• SELECTED TEXT
++++++++++++++++++++

Check for missing property on union type causes failure in subsequent property checks

[molisani]

🔎 Search Terms

"missing property", "property check", "type union", "control flow analysis"

🕗 Version & Regression Information

• This is the behavior in every version I tried*, and I reviewed the FAQ for entries about property checks

*There was a minor change between 4.8 and 4.9 that changed the types but did not change the behavior: inference improved from never to incorrectUnionElement & Record<"key", unknown>.

⏯ Playground Link

https://www.typescriptlang.org/play/?ts=5.4.5#code/FASwdgLgpgTgZgQwMZQARIPYFsAOBGVAb2FVNRigQBMMwAbAT1QQC5UwBXLAI1gG4SZCtVqNU3Npx79gAX2ChIsRCnTYcAJiKDSwmvSat2XXjAHzgEBjjSZcqALw7UAHzW48zt3c0K4HMCQIEFpUGgB9AGdsKAgAC3AAcwAKAEptMjUwSIh3HEciWWZIvIFnEDhUZIAiBGrUcDz04kzMnwA6BHaIDABlCBgktIFWsgB6MdQAPQB+ZwtMiqrq7nrGn2bnNvV27m6+gaHUkdHUCem5zIWyJZqkNbAmjNOOpH3+wbAU463xydn5gpFpUanUGo8Ns9Rh0uj0PkcTqNzgCrkCbiCVg8ni0Xjs9nDDl9hr9SMjLmR5LIgA

💻 Code

interface comp1 {
    readonly a: number;
    readonly b: number;
}

interface comp2 {
    readonly a: number;
}

type comp =
    | comp1
    | comp2

function do_something() {
    const comp = {} as comp;

    if ("a" in comp) {
        comp.a.toString();
        // ^? comp
    }

    if ("b" in comp) {
        comp.b.toString();
        // ^? comp1
    }

    if ("c" in comp) {
        comp.c.toString();
        // ^? comp & Record<"c", unknown>
    }

    if ("a" in comp) {
        comp.a.toString();
        // ^? comp2
    }

    if ("b" in comp) {
        comp.b.toString();
        // ^? comp2 & Record<"b", unknown>
    }
}

🙁 Actual behavior

Every property check after the ("c" in comp) one fails to narrow correctly if the key is one that is only defined for some of the element types of the type union. Attempting to access the property after one of these checks results in unknown. As well, the narrowed variable in subsequent conditionals is an arbitrary(?) union element.

++++++++++++++++++++

• DATASET EXCERPT
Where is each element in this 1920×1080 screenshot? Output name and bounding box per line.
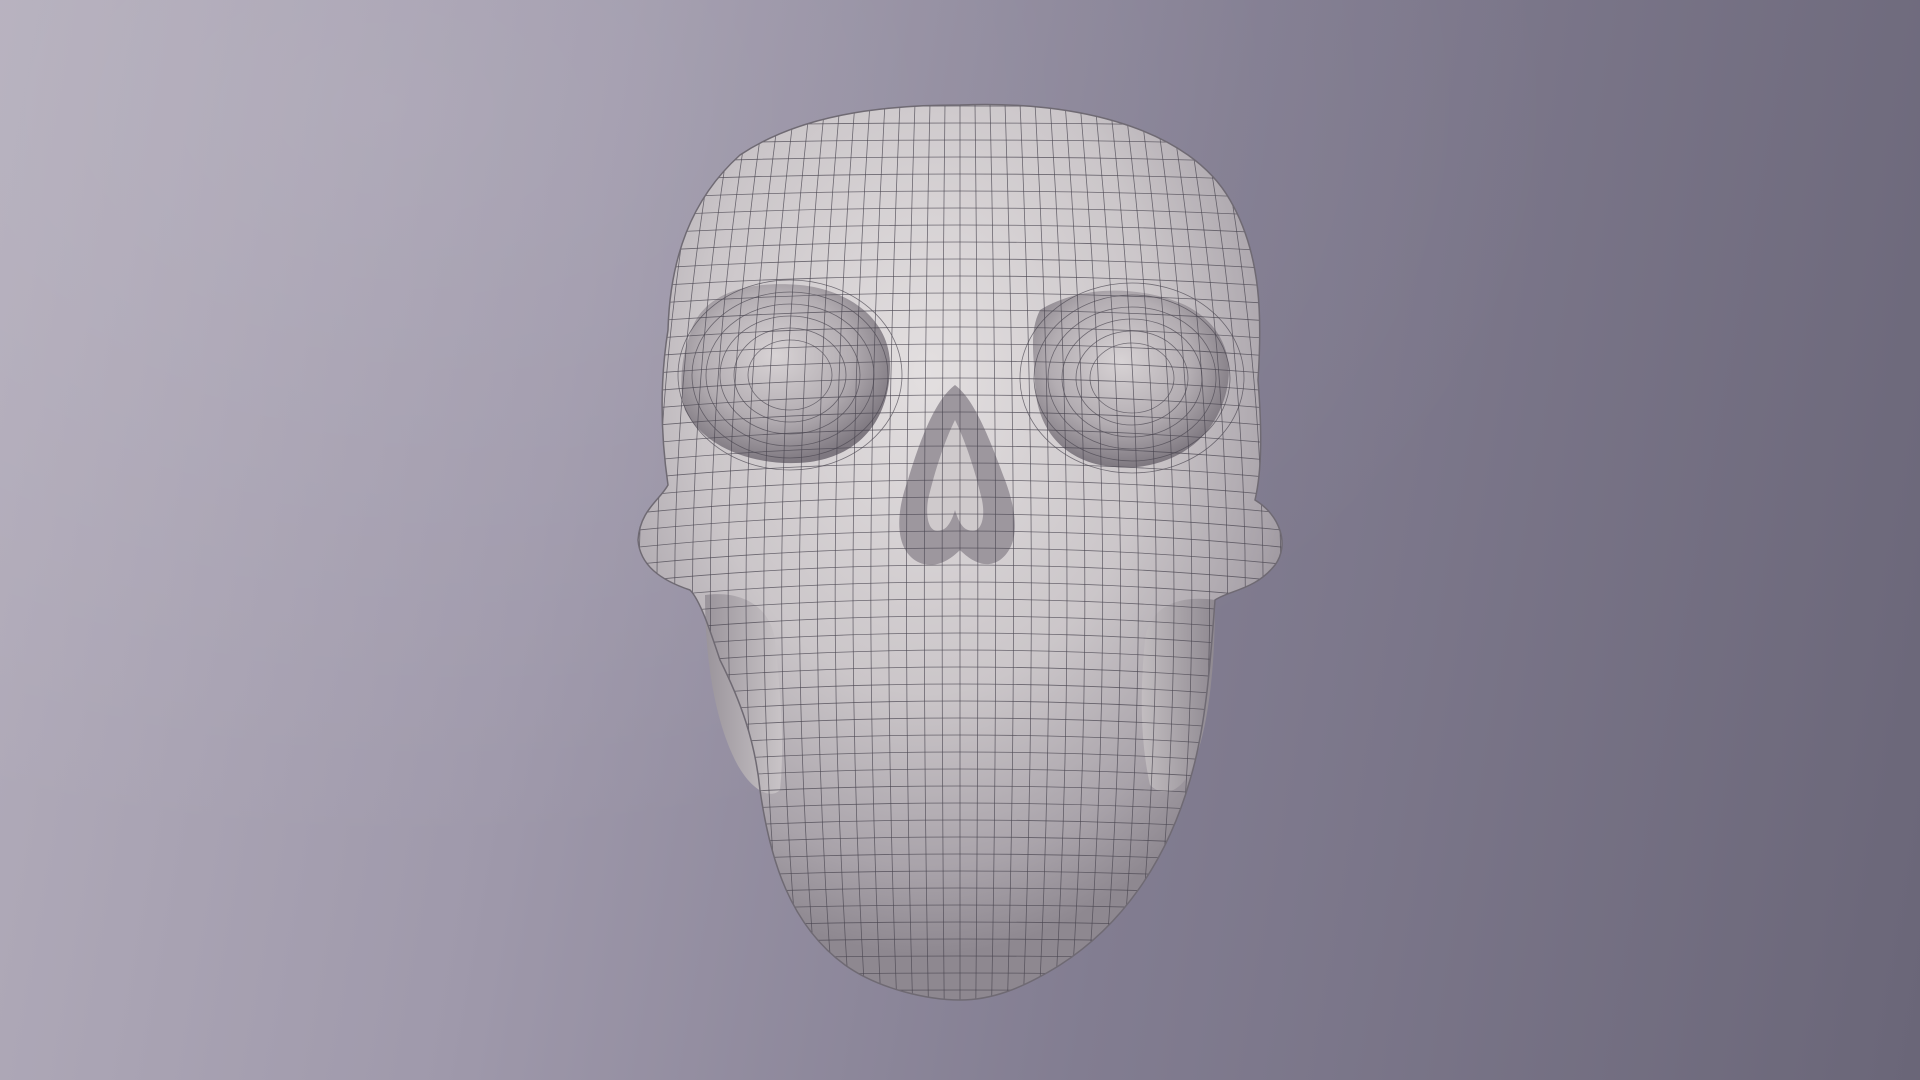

++++++++++++++++++++

• PROBLEM TO WORK ON
Reproduce the TypeScript issue report from "Every property check" up to and including "arbitrary(?) union element.", word for word.

• RESULT
Every property check after the ("c" in comp) one fails to narrow correctly if the key is one that is only defined for some of the element types of the type union. Attempting to access the property after one of these checks results in unknown. As well, the narrowed variable in subsequent conditionals is an arbitrary(?) union element.